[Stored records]
━━━━━━━━━━━━━━━━━━━━
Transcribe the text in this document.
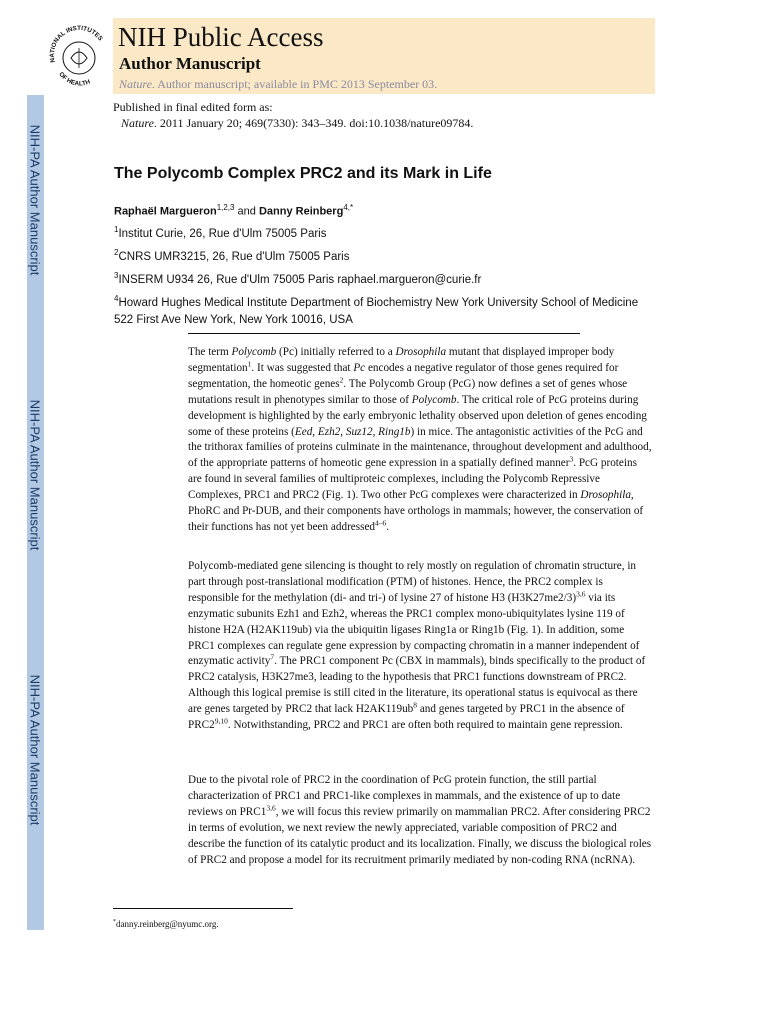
NIH-PA Author Manuscript
NIH-PA Author Manuscript
NIH-PA Author Manuscript
NATIONAL INSTITUTES
OF HEALTH
NIH Public Access
Author Manuscript
Nature. Author manuscript; available in PMC 2013 September 03.
Published in final edited form as:
Nature. 2011 January 20; 469(7330): 343–349. doi:10.1038/nature09784.
The Polycomb Complex PRC2 and its Mark in Life
Raphaël Margueron$^{1,2,3}$ and Danny Reinberg$^{4,*}$
$^1$Institut Curie, 26, Rue d'Ulm 75005 Paris
$^2$CNRS UMR3215, 26, Rue d'Ulm 75005 Paris
$^3$INSERM U934 26, Rue d'Ulm 75005 Paris raphael.margueron@curie.fr
$^4$Howard Hughes Medical Institute Department of Biochemistry New York University School of Medicine 522 First Ave New York, New York 10016, USA

The term Polycomb (Pc) initially referred to a Drosophila mutant that displayed improper body segmentation$^1$. It was suggested that Pc encodes a negative regulator of those genes required for segmentation, the homeotic genes$^2$. The Polycomb Group (PcG) now defines a set of genes whose mutations result in phenotypes similar to those of Polycomb. The critical role of PcG proteins during development is highlighted by the early embryonic lethality observed upon deletion of genes encoding some of these proteins (Eed, Ezh2, Suz12, Ring1b) in mice. The antagonistic activities of the PcG and the trithorax families of proteins culminate in the maintenance, throughout development and adulthood, of the appropriate patterns of homeotic gene expression in a spatially defined manner$^3$. PcG proteins are found in several families of multiproteic complexes, including the Polycomb Repressive Complexes, PRC1 and PRC2 (Fig. 1). Two other PcG complexes were characterized in Drosophila, PhoRC and Pr-DUB, and their components have orthologs in mammals; however, the conservation of their functions has not yet been addressed$^{4-6}$.

Polycomb-mediated gene silencing is thought to rely mostly on regulation of chromatin structure, in part through post-translational modification (PTM) of histones. Hence, the PRC2 complex is responsible for the methylation (di- and tri-) of lysine 27 of histone H3 $(H3K27me2/3)^{3,6}$ via its enzymatic subunits Ezh1 and Ezh2, whereas the PRC1 complex mono-ubiquitylates lysine 119 of histone H2A (H2AK119ub) via the ubiquitin ligases Ring1a or Ring1b (Fig. 1). In addition, some PRC1 complexes can regulate gene expression by compacting chromatin in a manner independent of enzymatic activity$^7$. The PRC1 component Pc (CBX in mammals), binds specifically to the product of PRC2 catalysis, H3K27me3, leading to the hypothesis that PRC1 functions downstream of PRC2. Although this logical premise is still cited in the literature, its operational status is equivocal as there are genes targeted by PRC2 that lack $H2AK119ub^8$ and genes targeted by PRC1 in the absence of PRC2$^{9,10}$. Notwithstanding, PRC2 and PRC1 are often both required to maintain gene repression.

Due to the pivotal role of PRC2 in the coordination of PcG protein function, the still partial characterization of PRC1 and PRC1-like complexes in mammals, and the existence of up to date reviews on PRC1$^{3,6}$, we will focus this review primarily on mammalian PRC2. After considering PRC2 in terms of evolution, we next review the newly appreciated, variable composition of PRC2 and describe the function of its catalytic product and its localization. Finally, we discuss the biological roles of PRC2 and propose a model for its recruitment primarily mediated by non-coding RNA (ncRNA).

*danny.reinberg@nyumc.org.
━━━━━━━━━━━━━━━━━━━━
▶ [Your objective]
Extract each line holding the word "Paris" from the records.

▶ [Response area]
$^1$Institut Curie, 26, Rue d'Ulm 75005 Paris
$^2$CNRS UMR3215, 26, Rue d'Ulm 75005 Paris
$^3$INSERM U934 26, Rue d'Ulm 75005 Paris raphael.margueron@curie.fr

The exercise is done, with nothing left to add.